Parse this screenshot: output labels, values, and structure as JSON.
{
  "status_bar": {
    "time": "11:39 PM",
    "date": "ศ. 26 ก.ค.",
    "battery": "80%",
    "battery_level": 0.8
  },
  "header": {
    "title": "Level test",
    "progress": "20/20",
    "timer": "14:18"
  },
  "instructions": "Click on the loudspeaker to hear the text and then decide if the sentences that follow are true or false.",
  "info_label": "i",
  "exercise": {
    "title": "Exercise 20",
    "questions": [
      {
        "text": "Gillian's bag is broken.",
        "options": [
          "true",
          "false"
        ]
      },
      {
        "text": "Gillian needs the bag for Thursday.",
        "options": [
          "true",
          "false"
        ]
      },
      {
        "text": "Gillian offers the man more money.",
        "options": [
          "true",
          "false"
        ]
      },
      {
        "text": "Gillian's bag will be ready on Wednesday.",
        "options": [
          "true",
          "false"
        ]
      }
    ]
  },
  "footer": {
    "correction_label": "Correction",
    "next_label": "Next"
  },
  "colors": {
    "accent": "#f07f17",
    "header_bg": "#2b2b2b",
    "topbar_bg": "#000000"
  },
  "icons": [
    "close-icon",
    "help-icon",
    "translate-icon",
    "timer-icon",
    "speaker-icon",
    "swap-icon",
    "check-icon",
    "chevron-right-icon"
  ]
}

What you will do: Your task is to list each line of the records with the word "Gillian".

Written solution:
        "text": "Gillian's bag is broken.",
        "text": "Gillian needs the bag for Thursday.",
        "text": "Gillian offers the man more money.",
        "text": "Gillian's bag will be ready on Wednesday.",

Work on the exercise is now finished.